**YOUR TASK:** Wherever a line holds the string "name", copy that line.

[Begin MATERIAL FOR THIS TASK]

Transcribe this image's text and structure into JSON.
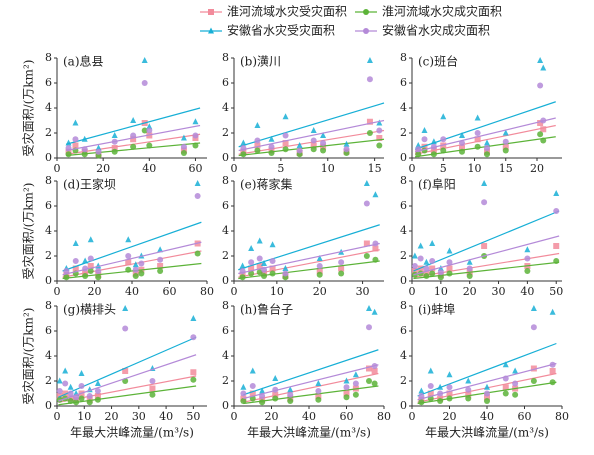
{
  "legend": [
    {
      "name": "淮河流域水灾受灾面积",
      "color": "#f28b9b",
      "marker": "square"
    },
    {
      "name": "淮河流域水灾成灾面积",
      "color": "#5cb338",
      "marker": "circle"
    },
    {
      "name": "安徽省水灾受灾面积",
      "color": "#17afd6",
      "marker": "triangle"
    },
    {
      "name": "安徽省水灾成灾面积",
      "color": "#b48ad8",
      "marker": "circle"
    }
  ],
  "chart_data": [
    {
      "type": "scatter",
      "title": "(a)息县",
      "ylabel": "受灾面积/(万km²)",
      "xlim": [
        0,
        65
      ],
      "xticks": [
        0,
        20,
        40,
        60
      ],
      "ylim": [
        0,
        8
      ],
      "yticks": [
        0,
        2,
        4,
        6,
        8
      ],
      "x": [
        5,
        8,
        12,
        18,
        25,
        33,
        38,
        40,
        55,
        60
      ],
      "fit_x": [
        4,
        62
      ],
      "series": [
        {
          "values": [
            0.5,
            1.0,
            0.5,
            0.3,
            0.8,
            1.5,
            2.8,
            1.8,
            0.6,
            1.6
          ],
          "fit": [
            0.3,
            1.9
          ]
        },
        {
          "values": [
            0.3,
            0.6,
            0.3,
            0.2,
            0.5,
            0.9,
            2.2,
            1.0,
            0.4,
            1.0
          ],
          "fit": [
            0.2,
            1.2
          ]
        },
        {
          "values": [
            1.2,
            2.8,
            1.5,
            0.8,
            1.8,
            3.0,
            7.8,
            2.5,
            1.6,
            2.9
          ],
          "fit": [
            1.1,
            4.0
          ]
        },
        {
          "values": [
            0.8,
            1.5,
            0.7,
            0.5,
            1.3,
            1.8,
            6.0,
            2.2,
            0.9,
            1.8
          ],
          "fit": [
            0.6,
            2.6
          ]
        }
      ]
    },
    {
      "type": "scatter",
      "title": "(b)潢川",
      "xlim": [
        0,
        16
      ],
      "xticks": [
        0,
        5,
        10,
        15
      ],
      "ylim": [
        0,
        8
      ],
      "yticks": [
        0,
        2,
        4,
        6,
        8
      ],
      "x": [
        1,
        2.5,
        4,
        5.5,
        7,
        8.5,
        9.5,
        12,
        14.5,
        15.5
      ],
      "fit_x": [
        0.5,
        16
      ],
      "series": [
        {
          "values": [
            0.5,
            1.0,
            0.6,
            1.2,
            0.4,
            1.0,
            0.9,
            0.5,
            2.9,
            1.6
          ],
          "fit": [
            0.3,
            2.2
          ]
        },
        {
          "values": [
            0.3,
            0.6,
            0.4,
            0.7,
            0.3,
            0.7,
            0.6,
            0.4,
            2.0,
            1.0
          ],
          "fit": [
            0.2,
            1.5
          ]
        },
        {
          "values": [
            1.2,
            2.6,
            1.5,
            3.3,
            1.0,
            2.2,
            1.8,
            1.1,
            7.8,
            2.8
          ],
          "fit": [
            0.9,
            4.4
          ]
        },
        {
          "values": [
            0.8,
            1.4,
            0.9,
            1.8,
            0.6,
            1.4,
            1.2,
            0.7,
            6.3,
            2.2
          ],
          "fit": [
            0.6,
            3.0
          ]
        }
      ]
    },
    {
      "type": "scatter",
      "title": "(c)班台",
      "xlim": [
        0,
        24
      ],
      "xticks": [
        0,
        5,
        10,
        15,
        20
      ],
      "ylim": [
        0,
        8
      ],
      "yticks": [
        0,
        2,
        4,
        6,
        8
      ],
      "x": [
        1,
        2,
        3.5,
        5,
        8,
        10.5,
        12,
        15,
        20.5,
        21
      ],
      "fit_x": [
        0.5,
        23
      ],
      "series": [
        {
          "values": [
            0.5,
            0.9,
            0.6,
            1.0,
            0.8,
            1.5,
            0.5,
            0.9,
            2.8,
            2.3
          ],
          "fit": [
            0.3,
            2.6
          ]
        },
        {
          "values": [
            0.3,
            0.6,
            0.3,
            0.6,
            0.5,
            0.9,
            0.3,
            0.6,
            1.9,
            1.4
          ],
          "fit": [
            0.1,
            1.7
          ]
        },
        {
          "values": [
            1.0,
            2.2,
            1.3,
            3.3,
            1.8,
            3.2,
            1.2,
            2.0,
            7.8,
            7.2
          ],
          "fit": [
            0.7,
            4.5
          ]
        },
        {
          "values": [
            0.7,
            1.5,
            0.9,
            1.5,
            1.2,
            2.0,
            0.8,
            1.3,
            5.8,
            3.0
          ],
          "fit": [
            0.5,
            3.2
          ]
        }
      ]
    },
    {
      "type": "scatter",
      "title": "(d)王家坝",
      "ylabel": "受灾面积/(万km²)",
      "xlim": [
        0,
        80
      ],
      "xticks": [
        0,
        20,
        40,
        60,
        80
      ],
      "ylim": [
        0,
        8
      ],
      "yticks": [
        0,
        2,
        4,
        6,
        8
      ],
      "x": [
        5,
        10,
        15,
        18,
        22,
        38,
        42,
        45,
        55,
        75
      ],
      "fit_x": [
        3,
        77
      ],
      "series": [
        {
          "values": [
            0.5,
            1.0,
            0.6,
            1.2,
            0.5,
            1.5,
            0.6,
            0.9,
            1.2,
            3.0
          ],
          "fit": [
            0.3,
            2.4
          ]
        },
        {
          "values": [
            0.3,
            0.6,
            0.4,
            0.8,
            0.3,
            0.9,
            0.4,
            0.6,
            0.8,
            2.2
          ],
          "fit": [
            0.2,
            1.4
          ]
        },
        {
          "values": [
            1.0,
            3.0,
            1.6,
            3.3,
            1.2,
            3.3,
            1.3,
            2.0,
            2.5,
            7.8
          ],
          "fit": [
            0.8,
            4.7
          ]
        },
        {
          "values": [
            0.8,
            1.6,
            1.0,
            1.8,
            0.8,
            2.0,
            0.9,
            1.4,
            1.7,
            6.8
          ],
          "fit": [
            0.5,
            3.1
          ]
        }
      ]
    },
    {
      "type": "scatter",
      "title": "(e)蒋家集",
      "xlim": [
        0,
        35
      ],
      "xticks": [
        0,
        10,
        20,
        30
      ],
      "ylim": [
        0,
        8
      ],
      "yticks": [
        0,
        2,
        4,
        6,
        8
      ],
      "x": [
        2,
        4,
        6,
        7,
        9,
        12,
        20,
        25,
        31,
        33
      ],
      "fit_x": [
        1,
        34
      ],
      "series": [
        {
          "values": [
            0.5,
            1.0,
            1.2,
            0.6,
            1.0,
            0.4,
            0.8,
            1.0,
            3.0,
            2.6
          ],
          "fit": [
            0.3,
            2.5
          ]
        },
        {
          "values": [
            0.3,
            0.6,
            0.7,
            0.4,
            0.6,
            0.3,
            0.5,
            0.6,
            2.0,
            1.7
          ],
          "fit": [
            0.2,
            1.6
          ]
        },
        {
          "values": [
            1.2,
            2.6,
            3.2,
            1.4,
            2.9,
            1.0,
            1.8,
            2.3,
            7.8,
            6.9
          ],
          "fit": [
            0.9,
            4.5
          ]
        },
        {
          "values": [
            0.8,
            1.5,
            1.8,
            0.9,
            1.6,
            0.6,
            1.2,
            1.5,
            6.2,
            3.0
          ],
          "fit": [
            0.6,
            3.0
          ]
        }
      ]
    },
    {
      "type": "scatter",
      "title": "(f)阜阳",
      "xlim": [
        0,
        52
      ],
      "xticks": [
        0,
        10,
        20,
        30,
        40,
        50
      ],
      "ylim": [
        0,
        8
      ],
      "yticks": [
        0,
        2,
        4,
        6,
        8
      ],
      "x": [
        1,
        3,
        5,
        7,
        10,
        13,
        20,
        25,
        40,
        50
      ],
      "fit_x": [
        0.5,
        51
      ],
      "series": [
        {
          "values": [
            0.8,
            1.0,
            0.6,
            1.0,
            0.5,
            1.0,
            0.7,
            2.8,
            1.2,
            2.8
          ],
          "fit": [
            0.3,
            2.2
          ]
        },
        {
          "values": [
            0.5,
            0.6,
            0.4,
            0.6,
            0.3,
            0.6,
            0.4,
            2.0,
            0.8,
            1.6
          ],
          "fit": [
            0.2,
            1.5
          ]
        },
        {
          "values": [
            2.0,
            2.8,
            1.5,
            3.0,
            1.0,
            2.4,
            1.5,
            7.8,
            2.5,
            7.0
          ],
          "fit": [
            0.8,
            5.6
          ]
        },
        {
          "values": [
            1.2,
            1.8,
            1.0,
            1.6,
            0.7,
            1.5,
            1.0,
            6.3,
            1.8,
            5.6
          ],
          "fit": [
            0.5,
            3.6
          ]
        }
      ]
    },
    {
      "type": "scatter",
      "title": "(g)横排头",
      "ylabel": "受灾面积/(万km²)",
      "xlabel": "年最大洪峰流量/(m³/s)",
      "xlim": [
        0,
        55
      ],
      "xticks": [
        0,
        10,
        20,
        30,
        40,
        50
      ],
      "ylim": [
        0,
        8
      ],
      "yticks": [
        0,
        2,
        4,
        6,
        8
      ],
      "x": [
        1,
        3,
        5,
        7,
        9,
        12,
        15,
        25,
        35,
        50
      ],
      "fit_x": [
        0.5,
        51
      ],
      "series": [
        {
          "values": [
            0.8,
            1.0,
            0.6,
            0.5,
            1.0,
            0.5,
            0.8,
            2.8,
            1.4,
            2.7
          ],
          "fit": [
            0.3,
            2.4
          ]
        },
        {
          "values": [
            0.5,
            0.6,
            0.4,
            0.3,
            0.6,
            0.3,
            0.5,
            2.0,
            0.9,
            2.1
          ],
          "fit": [
            0.1,
            1.6
          ]
        },
        {
          "values": [
            2.0,
            2.8,
            1.5,
            1.0,
            2.6,
            1.3,
            1.8,
            7.8,
            3.0,
            7.0
          ],
          "fit": [
            0.7,
            5.5
          ]
        },
        {
          "values": [
            1.2,
            1.8,
            1.0,
            0.7,
            1.6,
            0.8,
            1.2,
            6.2,
            2.0,
            5.5
          ],
          "fit": [
            0.4,
            4.1
          ]
        }
      ]
    },
    {
      "type": "scatter",
      "title": "(h)鲁台子",
      "xlabel": "年最大洪峰流量/(m³/s)",
      "xlim": [
        0,
        80
      ],
      "xticks": [
        0,
        20,
        40,
        60,
        80
      ],
      "ylim": [
        0,
        8
      ],
      "yticks": [
        0,
        2,
        4,
        6,
        8
      ],
      "x": [
        5,
        10,
        15,
        22,
        30,
        45,
        60,
        65,
        72,
        75
      ],
      "fit_x": [
        5,
        77
      ],
      "series": [
        {
          "values": [
            0.6,
            1.0,
            0.5,
            0.9,
            0.6,
            0.8,
            1.0,
            1.4,
            3.0,
            2.8
          ],
          "fit": [
            0.3,
            2.6
          ]
        },
        {
          "values": [
            0.4,
            0.6,
            0.3,
            0.6,
            0.4,
            0.5,
            0.7,
            0.9,
            2.0,
            1.8
          ],
          "fit": [
            0.2,
            1.6
          ]
        },
        {
          "values": [
            1.5,
            2.8,
            1.2,
            2.2,
            1.3,
            1.8,
            2.0,
            2.5,
            7.8,
            7.5
          ],
          "fit": [
            0.9,
            4.5
          ]
        },
        {
          "values": [
            1.0,
            1.6,
            0.8,
            1.3,
            0.9,
            1.2,
            1.5,
            1.8,
            6.3,
            3.2
          ],
          "fit": [
            0.6,
            3.3
          ]
        }
      ]
    },
    {
      "type": "scatter",
      "title": "(i)蚌埠",
      "xlabel": "年最大洪峰流量/(m³/s)",
      "xlim": [
        0,
        80
      ],
      "xticks": [
        0,
        20,
        40,
        60,
        80
      ],
      "ylim": [
        0,
        8
      ],
      "yticks": [
        0,
        2,
        4,
        6,
        8
      ],
      "x": [
        5,
        10,
        15,
        20,
        30,
        40,
        50,
        55,
        65,
        75
      ],
      "fit_x": [
        3,
        77
      ],
      "series": [
        {
          "values": [
            0.5,
            1.0,
            0.6,
            1.0,
            0.9,
            0.7,
            1.5,
            1.4,
            3.0,
            2.8
          ],
          "fit": [
            0.3,
            2.6
          ]
        },
        {
          "values": [
            0.3,
            0.6,
            0.4,
            0.6,
            0.6,
            0.4,
            1.0,
            0.9,
            2.0,
            1.9
          ],
          "fit": [
            0.2,
            1.9
          ]
        },
        {
          "values": [
            1.2,
            2.8,
            1.5,
            2.5,
            2.0,
            1.5,
            3.3,
            2.8,
            7.8,
            7.5
          ],
          "fit": [
            0.8,
            5.0
          ]
        },
        {
          "values": [
            0.8,
            1.6,
            1.0,
            1.5,
            1.3,
            1.0,
            2.2,
            1.8,
            6.3,
            3.3
          ],
          "fit": [
            0.5,
            3.4
          ]
        }
      ]
    }
  ]
}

[End MATERIAL FOR THIS TASK]

**SOLUTION FOR THIS EXERCISE:**
      "name": "淮河流域水灾受灾面积",
      "name": "淮河流域水灾成灾面积",
      "name": "安徽省水灾受灾面积",
      "name": "安徽省水灾成灾面积",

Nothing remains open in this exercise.